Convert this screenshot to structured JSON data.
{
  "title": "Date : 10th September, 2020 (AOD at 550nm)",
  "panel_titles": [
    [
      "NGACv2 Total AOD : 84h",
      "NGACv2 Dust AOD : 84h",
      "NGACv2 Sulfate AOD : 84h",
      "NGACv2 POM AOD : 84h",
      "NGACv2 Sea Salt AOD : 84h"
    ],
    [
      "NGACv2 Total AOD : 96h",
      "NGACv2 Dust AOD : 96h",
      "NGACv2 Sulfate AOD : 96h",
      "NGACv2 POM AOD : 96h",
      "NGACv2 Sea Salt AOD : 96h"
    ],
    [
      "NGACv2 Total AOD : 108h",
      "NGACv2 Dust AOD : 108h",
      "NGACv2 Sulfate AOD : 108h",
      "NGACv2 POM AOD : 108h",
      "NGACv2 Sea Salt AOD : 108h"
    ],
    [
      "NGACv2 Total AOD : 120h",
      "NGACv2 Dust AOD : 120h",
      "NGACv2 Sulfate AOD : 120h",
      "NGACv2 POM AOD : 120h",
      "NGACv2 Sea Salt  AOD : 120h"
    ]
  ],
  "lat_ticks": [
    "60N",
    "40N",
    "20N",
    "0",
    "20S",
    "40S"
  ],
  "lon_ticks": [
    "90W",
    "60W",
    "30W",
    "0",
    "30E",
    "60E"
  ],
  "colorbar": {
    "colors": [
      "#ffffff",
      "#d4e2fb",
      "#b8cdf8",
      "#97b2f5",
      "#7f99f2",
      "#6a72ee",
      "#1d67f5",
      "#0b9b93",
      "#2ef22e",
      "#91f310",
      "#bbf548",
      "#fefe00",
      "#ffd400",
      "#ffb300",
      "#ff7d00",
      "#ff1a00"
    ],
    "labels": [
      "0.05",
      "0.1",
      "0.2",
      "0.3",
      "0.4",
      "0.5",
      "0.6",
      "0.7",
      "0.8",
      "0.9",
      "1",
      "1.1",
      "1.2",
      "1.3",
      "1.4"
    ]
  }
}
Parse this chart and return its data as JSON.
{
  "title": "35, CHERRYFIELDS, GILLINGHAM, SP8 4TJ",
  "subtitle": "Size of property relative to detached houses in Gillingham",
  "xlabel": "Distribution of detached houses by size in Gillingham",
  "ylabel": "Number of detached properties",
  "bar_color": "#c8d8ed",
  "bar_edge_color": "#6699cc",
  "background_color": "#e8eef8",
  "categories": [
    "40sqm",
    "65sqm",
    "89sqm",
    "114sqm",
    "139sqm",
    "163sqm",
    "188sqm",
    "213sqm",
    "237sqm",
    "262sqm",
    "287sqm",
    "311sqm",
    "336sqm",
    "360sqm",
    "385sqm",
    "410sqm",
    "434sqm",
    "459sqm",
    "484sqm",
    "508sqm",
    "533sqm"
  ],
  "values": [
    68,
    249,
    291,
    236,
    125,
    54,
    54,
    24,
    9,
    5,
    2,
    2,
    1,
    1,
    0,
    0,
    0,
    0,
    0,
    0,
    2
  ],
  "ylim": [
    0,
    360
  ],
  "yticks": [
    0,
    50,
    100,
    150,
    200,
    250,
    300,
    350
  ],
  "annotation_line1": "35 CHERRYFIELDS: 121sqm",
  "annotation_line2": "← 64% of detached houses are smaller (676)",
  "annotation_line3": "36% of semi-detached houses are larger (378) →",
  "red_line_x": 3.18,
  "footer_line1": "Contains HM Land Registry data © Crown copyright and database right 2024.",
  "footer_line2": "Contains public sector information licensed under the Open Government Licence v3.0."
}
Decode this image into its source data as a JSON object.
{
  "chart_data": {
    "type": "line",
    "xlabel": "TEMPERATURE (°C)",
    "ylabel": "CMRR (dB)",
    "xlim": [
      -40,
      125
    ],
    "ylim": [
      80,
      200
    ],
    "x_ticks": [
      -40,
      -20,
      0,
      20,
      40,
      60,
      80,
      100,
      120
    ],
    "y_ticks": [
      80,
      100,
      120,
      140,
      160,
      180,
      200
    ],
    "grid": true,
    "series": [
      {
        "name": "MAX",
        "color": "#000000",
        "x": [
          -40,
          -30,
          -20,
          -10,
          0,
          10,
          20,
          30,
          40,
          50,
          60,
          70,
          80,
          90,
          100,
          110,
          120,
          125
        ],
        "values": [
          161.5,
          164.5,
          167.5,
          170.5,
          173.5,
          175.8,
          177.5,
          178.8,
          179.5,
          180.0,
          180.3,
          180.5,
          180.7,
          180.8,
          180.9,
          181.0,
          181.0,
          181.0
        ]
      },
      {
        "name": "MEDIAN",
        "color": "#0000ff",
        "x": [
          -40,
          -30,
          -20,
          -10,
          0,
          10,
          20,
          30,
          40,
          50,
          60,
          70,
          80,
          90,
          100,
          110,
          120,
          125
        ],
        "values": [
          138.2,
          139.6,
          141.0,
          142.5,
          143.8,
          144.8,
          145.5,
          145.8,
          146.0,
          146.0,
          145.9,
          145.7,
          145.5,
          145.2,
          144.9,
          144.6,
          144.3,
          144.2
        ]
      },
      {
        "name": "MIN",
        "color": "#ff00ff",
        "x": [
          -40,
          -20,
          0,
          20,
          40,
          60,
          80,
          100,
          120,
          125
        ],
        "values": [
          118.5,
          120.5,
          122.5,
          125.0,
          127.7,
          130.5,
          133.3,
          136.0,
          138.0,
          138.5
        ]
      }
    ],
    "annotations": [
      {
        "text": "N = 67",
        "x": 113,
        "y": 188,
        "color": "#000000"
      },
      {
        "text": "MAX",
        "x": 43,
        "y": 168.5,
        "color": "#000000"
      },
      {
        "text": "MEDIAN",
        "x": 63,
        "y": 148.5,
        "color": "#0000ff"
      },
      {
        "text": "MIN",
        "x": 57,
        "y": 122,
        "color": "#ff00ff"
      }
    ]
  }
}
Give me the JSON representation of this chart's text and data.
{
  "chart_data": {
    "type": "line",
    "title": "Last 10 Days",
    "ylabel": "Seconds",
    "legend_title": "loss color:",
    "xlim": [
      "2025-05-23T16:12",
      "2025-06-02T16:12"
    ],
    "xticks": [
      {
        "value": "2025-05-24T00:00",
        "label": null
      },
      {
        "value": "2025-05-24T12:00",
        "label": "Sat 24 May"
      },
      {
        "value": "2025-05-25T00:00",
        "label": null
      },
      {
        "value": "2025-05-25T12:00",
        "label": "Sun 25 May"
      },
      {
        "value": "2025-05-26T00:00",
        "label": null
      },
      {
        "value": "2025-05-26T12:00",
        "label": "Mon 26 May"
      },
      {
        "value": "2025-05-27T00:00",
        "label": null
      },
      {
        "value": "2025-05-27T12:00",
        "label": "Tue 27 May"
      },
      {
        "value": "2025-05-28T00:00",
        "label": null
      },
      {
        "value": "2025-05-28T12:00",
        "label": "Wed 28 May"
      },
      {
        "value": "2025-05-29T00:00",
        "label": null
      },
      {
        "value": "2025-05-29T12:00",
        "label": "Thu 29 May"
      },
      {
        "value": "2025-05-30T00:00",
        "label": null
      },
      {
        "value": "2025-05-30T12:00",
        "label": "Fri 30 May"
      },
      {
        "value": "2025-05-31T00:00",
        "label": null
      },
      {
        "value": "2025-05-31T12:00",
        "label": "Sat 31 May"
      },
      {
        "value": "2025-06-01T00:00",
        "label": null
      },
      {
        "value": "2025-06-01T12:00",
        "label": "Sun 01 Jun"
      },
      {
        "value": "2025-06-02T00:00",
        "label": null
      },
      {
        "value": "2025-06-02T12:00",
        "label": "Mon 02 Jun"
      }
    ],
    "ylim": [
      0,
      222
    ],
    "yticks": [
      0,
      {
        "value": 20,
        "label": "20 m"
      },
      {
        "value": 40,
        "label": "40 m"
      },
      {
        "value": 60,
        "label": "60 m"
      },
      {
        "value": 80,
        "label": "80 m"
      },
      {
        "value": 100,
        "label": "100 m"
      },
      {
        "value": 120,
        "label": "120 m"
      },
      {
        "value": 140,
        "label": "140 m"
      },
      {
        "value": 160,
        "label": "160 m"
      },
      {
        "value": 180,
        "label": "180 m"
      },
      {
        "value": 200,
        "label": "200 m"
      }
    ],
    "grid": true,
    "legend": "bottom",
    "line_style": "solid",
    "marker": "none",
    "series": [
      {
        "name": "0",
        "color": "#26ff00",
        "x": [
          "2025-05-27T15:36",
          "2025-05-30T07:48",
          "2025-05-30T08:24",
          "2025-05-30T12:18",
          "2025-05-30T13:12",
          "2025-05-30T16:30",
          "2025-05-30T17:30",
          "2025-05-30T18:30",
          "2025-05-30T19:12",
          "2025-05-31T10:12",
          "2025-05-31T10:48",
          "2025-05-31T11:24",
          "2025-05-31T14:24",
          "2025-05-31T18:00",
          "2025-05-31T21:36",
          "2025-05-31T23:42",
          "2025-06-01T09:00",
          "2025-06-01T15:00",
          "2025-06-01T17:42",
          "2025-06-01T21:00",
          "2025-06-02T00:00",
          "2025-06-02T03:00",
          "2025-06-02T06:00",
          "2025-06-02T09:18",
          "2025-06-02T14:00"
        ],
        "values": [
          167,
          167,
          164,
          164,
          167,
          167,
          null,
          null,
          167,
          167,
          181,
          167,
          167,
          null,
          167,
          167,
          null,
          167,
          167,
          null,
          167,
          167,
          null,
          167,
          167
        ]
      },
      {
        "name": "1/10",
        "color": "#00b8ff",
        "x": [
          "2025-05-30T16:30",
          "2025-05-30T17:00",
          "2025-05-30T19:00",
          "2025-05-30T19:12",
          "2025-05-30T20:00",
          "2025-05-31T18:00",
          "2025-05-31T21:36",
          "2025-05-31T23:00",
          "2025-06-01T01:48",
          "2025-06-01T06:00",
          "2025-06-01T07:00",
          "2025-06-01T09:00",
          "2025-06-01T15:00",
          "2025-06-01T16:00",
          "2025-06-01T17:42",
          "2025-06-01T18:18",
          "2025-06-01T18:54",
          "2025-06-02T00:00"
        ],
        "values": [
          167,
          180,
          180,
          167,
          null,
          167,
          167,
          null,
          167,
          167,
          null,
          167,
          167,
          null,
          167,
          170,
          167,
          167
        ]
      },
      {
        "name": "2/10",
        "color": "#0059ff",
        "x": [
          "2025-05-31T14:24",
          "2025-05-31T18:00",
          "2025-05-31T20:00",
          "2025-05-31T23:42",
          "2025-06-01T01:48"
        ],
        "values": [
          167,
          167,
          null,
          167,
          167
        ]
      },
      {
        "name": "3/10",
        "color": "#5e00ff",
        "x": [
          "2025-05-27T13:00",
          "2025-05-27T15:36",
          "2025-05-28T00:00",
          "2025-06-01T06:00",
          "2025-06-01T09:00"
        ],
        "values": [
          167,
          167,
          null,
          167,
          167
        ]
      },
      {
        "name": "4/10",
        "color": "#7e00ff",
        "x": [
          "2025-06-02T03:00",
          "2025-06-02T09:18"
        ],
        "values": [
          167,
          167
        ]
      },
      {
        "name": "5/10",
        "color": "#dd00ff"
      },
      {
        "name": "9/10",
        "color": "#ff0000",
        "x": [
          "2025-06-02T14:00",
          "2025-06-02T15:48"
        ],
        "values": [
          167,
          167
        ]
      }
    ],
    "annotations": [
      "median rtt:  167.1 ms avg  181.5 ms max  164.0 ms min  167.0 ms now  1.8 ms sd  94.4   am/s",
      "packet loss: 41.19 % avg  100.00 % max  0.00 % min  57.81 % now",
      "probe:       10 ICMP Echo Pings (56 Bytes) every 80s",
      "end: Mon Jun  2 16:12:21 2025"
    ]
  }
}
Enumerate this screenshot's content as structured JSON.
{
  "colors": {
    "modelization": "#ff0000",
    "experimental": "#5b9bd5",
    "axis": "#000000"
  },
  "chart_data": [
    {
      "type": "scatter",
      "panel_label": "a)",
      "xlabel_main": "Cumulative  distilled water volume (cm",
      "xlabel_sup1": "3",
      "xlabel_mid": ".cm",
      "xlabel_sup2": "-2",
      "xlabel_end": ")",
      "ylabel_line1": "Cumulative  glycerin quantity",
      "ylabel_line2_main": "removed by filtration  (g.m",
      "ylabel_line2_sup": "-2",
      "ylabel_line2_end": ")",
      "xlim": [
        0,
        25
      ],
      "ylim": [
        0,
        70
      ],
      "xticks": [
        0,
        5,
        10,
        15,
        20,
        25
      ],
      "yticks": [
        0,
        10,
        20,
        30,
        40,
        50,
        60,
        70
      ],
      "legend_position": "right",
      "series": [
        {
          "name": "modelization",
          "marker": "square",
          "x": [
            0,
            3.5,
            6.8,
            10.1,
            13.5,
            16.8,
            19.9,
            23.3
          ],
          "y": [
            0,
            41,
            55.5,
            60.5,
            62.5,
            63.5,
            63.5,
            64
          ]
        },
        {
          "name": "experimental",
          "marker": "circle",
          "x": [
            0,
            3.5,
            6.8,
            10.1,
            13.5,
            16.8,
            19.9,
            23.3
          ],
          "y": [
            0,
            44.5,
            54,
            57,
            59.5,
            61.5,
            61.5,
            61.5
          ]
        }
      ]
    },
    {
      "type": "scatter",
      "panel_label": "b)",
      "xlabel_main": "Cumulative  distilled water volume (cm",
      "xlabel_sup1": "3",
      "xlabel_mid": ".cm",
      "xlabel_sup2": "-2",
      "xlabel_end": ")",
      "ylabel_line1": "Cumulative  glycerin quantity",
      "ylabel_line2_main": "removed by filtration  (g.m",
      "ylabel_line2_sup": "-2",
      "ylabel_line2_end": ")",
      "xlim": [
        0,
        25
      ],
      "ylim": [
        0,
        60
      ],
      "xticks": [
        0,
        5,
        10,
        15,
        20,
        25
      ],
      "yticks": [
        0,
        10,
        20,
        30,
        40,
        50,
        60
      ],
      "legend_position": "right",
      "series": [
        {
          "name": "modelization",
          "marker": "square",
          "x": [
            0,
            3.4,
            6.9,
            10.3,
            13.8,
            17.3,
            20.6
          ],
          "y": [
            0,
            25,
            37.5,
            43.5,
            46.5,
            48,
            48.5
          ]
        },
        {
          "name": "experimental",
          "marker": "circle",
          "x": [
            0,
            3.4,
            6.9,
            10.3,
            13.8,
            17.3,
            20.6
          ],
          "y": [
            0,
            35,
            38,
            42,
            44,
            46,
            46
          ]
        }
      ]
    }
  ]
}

DIRECTION.
Report how many lines in the data contain the word "houses", with no words besides the number.

ANSWER.
4